======== Exercise data ========

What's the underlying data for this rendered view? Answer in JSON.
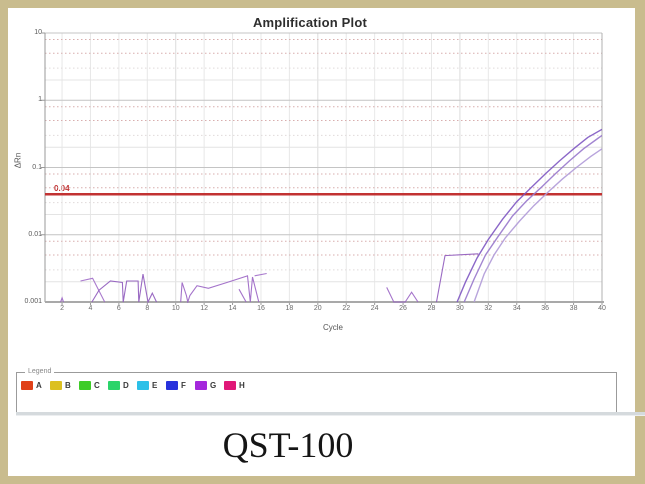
{
  "title": "Amplification Plot",
  "caption": "QST-100",
  "axes": {
    "ylabel": "ΔRn",
    "xlabel": "Cycle"
  },
  "threshold": {
    "label": "0.04",
    "value": 0.04,
    "color": "#c03030"
  },
  "legend": {
    "label": "Legend",
    "items": [
      {
        "label": "A",
        "color": "#e04018"
      },
      {
        "label": "B",
        "color": "#dcc020"
      },
      {
        "label": "C",
        "color": "#3ecc28"
      },
      {
        "label": "D",
        "color": "#2bd46a"
      },
      {
        "label": "E",
        "color": "#2cc0e8"
      },
      {
        "label": "F",
        "color": "#2832dc"
      },
      {
        "label": "G",
        "color": "#a428dc"
      },
      {
        "label": "H",
        "color": "#e01878"
      }
    ]
  },
  "chart_data": {
    "type": "line",
    "title": "Amplification Plot",
    "xlabel": "Cycle",
    "ylabel": "ΔRn",
    "x_scale": "linear",
    "y_scale": "log",
    "xlim": [
      0.8,
      40
    ],
    "ylim": [
      0.001,
      10
    ],
    "x_ticks": [
      2,
      4,
      6,
      8,
      10,
      12,
      14,
      16,
      18,
      20,
      22,
      24,
      26,
      28,
      30,
      32,
      34,
      36,
      38,
      40
    ],
    "y_ticks": [
      {
        "value": 10,
        "label": "10"
      },
      {
        "value": 1,
        "label": "1"
      },
      {
        "value": 0.1,
        "label": "0.1"
      },
      {
        "value": 0.01,
        "label": "0.01"
      },
      {
        "value": 0.001,
        "label": "0.001"
      }
    ],
    "grid": true,
    "legend_position": "bottom",
    "threshold": {
      "value": 0.04,
      "label": "0.04",
      "color": "#c23232"
    },
    "series": [
      {
        "name": "amplification-curve-1",
        "color": "#7e57c2",
        "width": 1.4,
        "points": [
          [
            29.8,
            0.001
          ],
          [
            30.4,
            0.002
          ],
          [
            31.2,
            0.0045
          ],
          [
            32,
            0.0085
          ],
          [
            33,
            0.017
          ],
          [
            34,
            0.031
          ],
          [
            35,
            0.05
          ],
          [
            36,
            0.08
          ],
          [
            37,
            0.125
          ],
          [
            38,
            0.19
          ],
          [
            39,
            0.28
          ],
          [
            40,
            0.37
          ]
        ]
      },
      {
        "name": "amplification-curve-2",
        "color": "#9878cc",
        "width": 1.4,
        "points": [
          [
            30.3,
            0.001
          ],
          [
            31.0,
            0.0022
          ],
          [
            31.8,
            0.005
          ],
          [
            32.7,
            0.0095
          ],
          [
            33.7,
            0.019
          ],
          [
            34.7,
            0.032
          ],
          [
            35.7,
            0.05
          ],
          [
            36.7,
            0.08
          ],
          [
            37.7,
            0.125
          ],
          [
            38.7,
            0.19
          ],
          [
            39.7,
            0.27
          ],
          [
            40,
            0.3
          ]
        ]
      },
      {
        "name": "amplification-curve-3",
        "color": "#b09ad8",
        "width": 1.4,
        "points": [
          [
            31.0,
            0.001
          ],
          [
            31.7,
            0.0026
          ],
          [
            32.4,
            0.005
          ],
          [
            33.2,
            0.009
          ],
          [
            34.2,
            0.016
          ],
          [
            35.2,
            0.027
          ],
          [
            36.2,
            0.043
          ],
          [
            37.2,
            0.067
          ],
          [
            38.2,
            0.1
          ],
          [
            39.2,
            0.145
          ],
          [
            40,
            0.19
          ]
        ]
      },
      {
        "name": "baseline-noise-1",
        "color": "#9a64c4",
        "width": 1.1,
        "points": [
          [
            1.9,
            0.001
          ],
          [
            2.0,
            0.00115
          ],
          [
            2.1,
            0.001
          ]
        ]
      },
      {
        "name": "baseline-noise-2",
        "color": "#a06cc8",
        "width": 1.1,
        "points": [
          [
            3.3,
            0.00205
          ],
          [
            4.15,
            0.00225
          ],
          [
            5.0,
            0.001
          ]
        ]
      },
      {
        "name": "baseline-noise-3",
        "color": "#8f5abc",
        "width": 1.1,
        "points": [
          [
            4.1,
            0.001
          ],
          [
            4.6,
            0.0015
          ],
          [
            5.4,
            0.00205
          ],
          [
            6.25,
            0.00195
          ],
          [
            6.3,
            0.001
          ],
          [
            6.55,
            0.00205
          ],
          [
            7.35,
            0.00205
          ],
          [
            7.4,
            0.001
          ],
          [
            7.7,
            0.0026
          ],
          [
            8.05,
            0.001
          ],
          [
            8.35,
            0.00135
          ],
          [
            8.65,
            0.001
          ]
        ]
      },
      {
        "name": "baseline-noise-4",
        "color": "#9a64c4",
        "width": 1.1,
        "points": [
          [
            10.35,
            0.001
          ],
          [
            10.45,
            0.00195
          ],
          [
            10.75,
            0.00125
          ],
          [
            10.85,
            0.001
          ],
          [
            11.0,
            0.00125
          ],
          [
            11.5,
            0.00175
          ],
          [
            12.3,
            0.0016
          ],
          [
            13.6,
            0.00195
          ],
          [
            15.05,
            0.00245
          ],
          [
            15.25,
            0.001
          ],
          [
            15.4,
            0.00235
          ],
          [
            15.85,
            0.001
          ]
        ]
      },
      {
        "name": "baseline-noise-5",
        "color": "#a06cc8",
        "width": 1.1,
        "points": [
          [
            15.55,
            0.00245
          ],
          [
            16.4,
            0.00265
          ]
        ]
      },
      {
        "name": "baseline-noise-6",
        "color": "#9a64c4",
        "width": 1.1,
        "points": [
          [
            14.45,
            0.00155
          ],
          [
            14.95,
            0.001
          ]
        ]
      },
      {
        "name": "baseline-noise-7",
        "color": "#9a64c4",
        "width": 1.1,
        "points": [
          [
            24.85,
            0.00165
          ],
          [
            25.35,
            0.001
          ],
          [
            26.15,
            0.001
          ],
          [
            26.6,
            0.0014
          ],
          [
            27.05,
            0.001
          ]
        ]
      },
      {
        "name": "baseline-noise-8",
        "color": "#8f5abc",
        "width": 1.1,
        "points": [
          [
            28.35,
            0.001
          ],
          [
            28.95,
            0.0049
          ],
          [
            31.3,
            0.0052
          ]
        ]
      }
    ]
  }
}
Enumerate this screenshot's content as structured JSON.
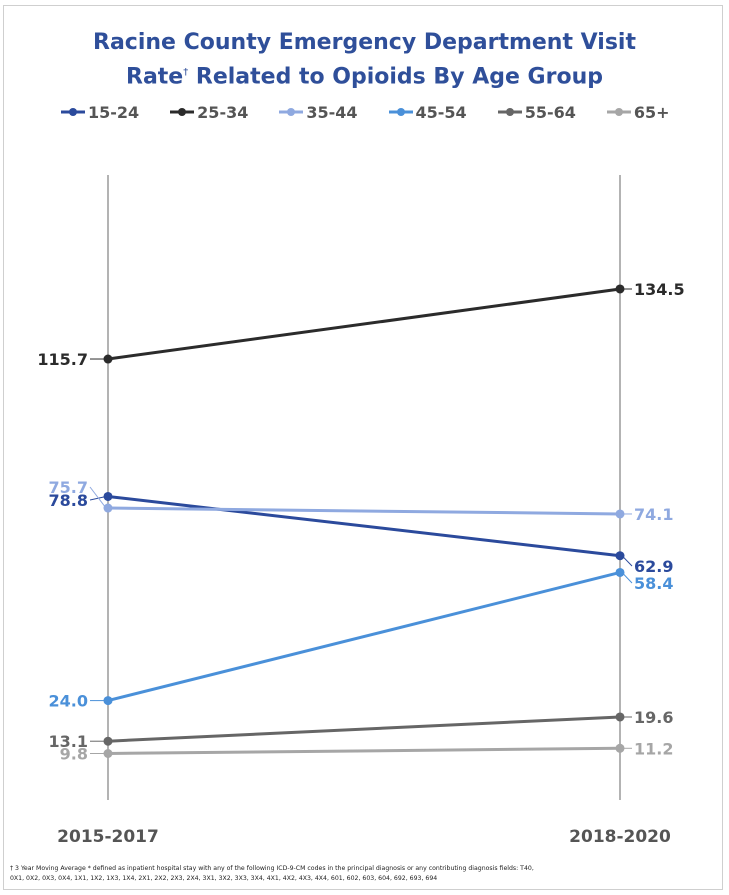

========

* Challenge *
Transcribe the listing in full and omit the pictures.

* Reply *
What's the underlying data for this rendered view? Answer in JSON.
{
  "title": "Amplification Plot",
  "caption": "QST-100",
  "axes": {
    "ylabel": "ΔRn",
    "xlabel": "Cycle"
  },
  "threshold": {
    "label": "0.04",
    "value": 0.04,
    "color": "#c03030"
  },
  "legend": {
    "label": "Legend",
    "items": [
      {
        "label": "A",
        "color": "#e04018"
      },
      {
        "label": "B",
        "color": "#dcc020"
      },
      {
        "label": "C",
        "color": "#3ecc28"
      },
      {
        "label": "D",
        "color": "#2bd46a"
      },
      {
        "label": "E",
        "color": "#2cc0e8"
      },
      {
        "label": "F",
        "color": "#2832dc"
      },
      {
        "label": "G",
        "color": "#a428dc"
      },
      {
        "label": "H",
        "color": "#e01878"
      }
    ]
  },
  "chart_data": {
    "type": "line",
    "title": "Amplification Plot",
    "xlabel": "Cycle",
    "ylabel": "ΔRn",
    "x_scale": "linear",
    "y_scale": "log",
    "xlim": [
      0.8,
      40
    ],
    "ylim": [
      0.001,
      10
    ],
    "x_ticks": [
      2,
      4,
      6,
      8,
      10,
      12,
      14,
      16,
      18,
      20,
      22,
      24,
      26,
      28,
      30,
      32,
      34,
      36,
      38,
      40
    ],
    "y_ticks": [
      {
        "value": 10,
        "label": "10"
      },
      {
        "value": 1,
        "label": "1"
      },
      {
        "value": 0.1,
        "label": "0.1"
      },
      {
        "value": 0.01,
        "label": "0.01"
      },
      {
        "value": 0.001,
        "label": "0.001"
      }
    ],
    "grid": true,
    "legend_position": "bottom",
    "threshold": {
      "value": 0.04,
      "label": "0.04",
      "color": "#c23232"
    },
    "series": [
      {
        "name": "amplification-curve-1",
        "color": "#7e57c2",
        "width": 1.4,
        "points": [
          [
            29.8,
            0.001
          ],
          [
            30.4,
            0.002
          ],
          [
            31.2,
            0.0045
          ],
          [
            32,
            0.0085
          ],
          [
            33,
            0.017
          ],
          [
            34,
            0.031
          ],
          [
            35,
            0.05
          ],
          [
            36,
            0.08
          ],
          [
            37,
            0.125
          ],
          [
            38,
            0.19
          ],
          [
            39,
            0.28
          ],
          [
            40,
            0.37
          ]
        ]
      },
      {
        "name": "amplification-curve-2",
        "color": "#9878cc",
        "width": 1.4,
        "points": [
          [
            30.3,
            0.001
          ],
          [
            31.0,
            0.0022
          ],
          [
            31.8,
            0.005
          ],
          [
            32.7,
            0.0095
          ],
          [
            33.7,
            0.019
          ],
          [
            34.7,
            0.032
          ],
          [
            35.7,
            0.05
          ],
          [
            36.7,
            0.08
          ],
          [
            37.7,
            0.125
          ],
          [
            38.7,
            0.19
          ],
          [
            39.7,
            0.27
          ],
          [
            40,
            0.3
          ]
        ]
      },
      {
        "name": "amplification-curve-3",
        "color": "#b09ad8",
        "width": 1.4,
        "points": [
          [
            31.0,
            0.001
          ],
          [
            31.7,
            0.0026
          ],
          [
            32.4,
            0.005
          ],
          [
            33.2,
            0.009
          ],
          [
            34.2,
            0.016
          ],
          [
            35.2,
            0.027
          ],
          [
            36.2,
            0.043
          ],
          [
            37.2,
            0.067
          ],
          [
            38.2,
            0.1
          ],
          [
            39.2,
            0.145
          ],
          [
            40,
            0.19
          ]
        ]
      },
      {
        "name": "baseline-noise-1",
        "color": "#9a64c4",
        "width": 1.1,
        "points": [
          [
            1.9,
            0.001
          ],
          [
            2.0,
            0.00115
          ],
          [
            2.1,
            0.001
          ]
        ]
      },
      {
        "name": "baseline-noise-2",
        "color": "#a06cc8",
        "width": 1.1,
        "points": [
          [
            3.3,
            0.00205
          ],
          [
            4.15,
            0.00225
          ],
          [
            5.0,
            0.001
          ]
        ]
      },
      {
        "name": "baseline-noise-3",
        "color": "#8f5abc",
        "width": 1.1,
        "points": [
          [
            4.1,
            0.001
          ],
          [
            4.6,
            0.0015
          ],
          [
            5.4,
            0.00205
          ],
          [
            6.25,
            0.00195
          ],
          [
            6.3,
            0.001
          ],
          [
            6.55,
            0.00205
          ],
          [
            7.35,
            0.00205
          ],
          [
            7.4,
            0.001
          ],
          [
            7.7,
            0.0026
          ],
          [
            8.05,
            0.001
          ],
          [
            8.35,
            0.00135
          ],
          [
            8.65,
            0.001
          ]
        ]
      },
      {
        "name": "baseline-noise-4",
        "color": "#9a64c4",
        "width": 1.1,
        "points": [
          [
            10.35,
            0.001
          ],
          [
            10.45,
            0.00195
          ],
          [
            10.75,
            0.00125
          ],
          [
            10.85,
            0.001
          ],
          [
            11.0,
            0.00125
          ],
          [
            11.5,
            0.00175
          ],
          [
            12.3,
            0.0016
          ],
          [
            13.6,
            0.00195
          ],
          [
            15.05,
            0.00245
          ],
          [
            15.25,
            0.001
          ],
          [
            15.4,
            0.00235
          ],
          [
            15.85,
            0.001
          ]
        ]
      },
      {
        "name": "baseline-noise-5",
        "color": "#a06cc8",
        "width": 1.1,
        "points": [
          [
            15.55,
            0.00245
          ],
          [
            16.4,
            0.00265
          ]
        ]
      },
      {
        "name": "baseline-noise-6",
        "color": "#9a64c4",
        "width": 1.1,
        "points": [
          [
            14.45,
            0.00155
          ],
          [
            14.95,
            0.001
          ]
        ]
      },
      {
        "name": "baseline-noise-7",
        "color": "#9a64c4",
        "width": 1.1,
        "points": [
          [
            24.85,
            0.00165
          ],
          [
            25.35,
            0.001
          ],
          [
            26.15,
            0.001
          ],
          [
            26.6,
            0.0014
          ],
          [
            27.05,
            0.001
          ]
        ]
      },
      {
        "name": "baseline-noise-8",
        "color": "#8f5abc",
        "width": 1.1,
        "points": [
          [
            28.35,
            0.001
          ],
          [
            28.95,
            0.0049
          ],
          [
            31.3,
            0.0052
          ]
        ]
      }
    ]
  }
}
Enumerate this screenshot's content as structured JSON.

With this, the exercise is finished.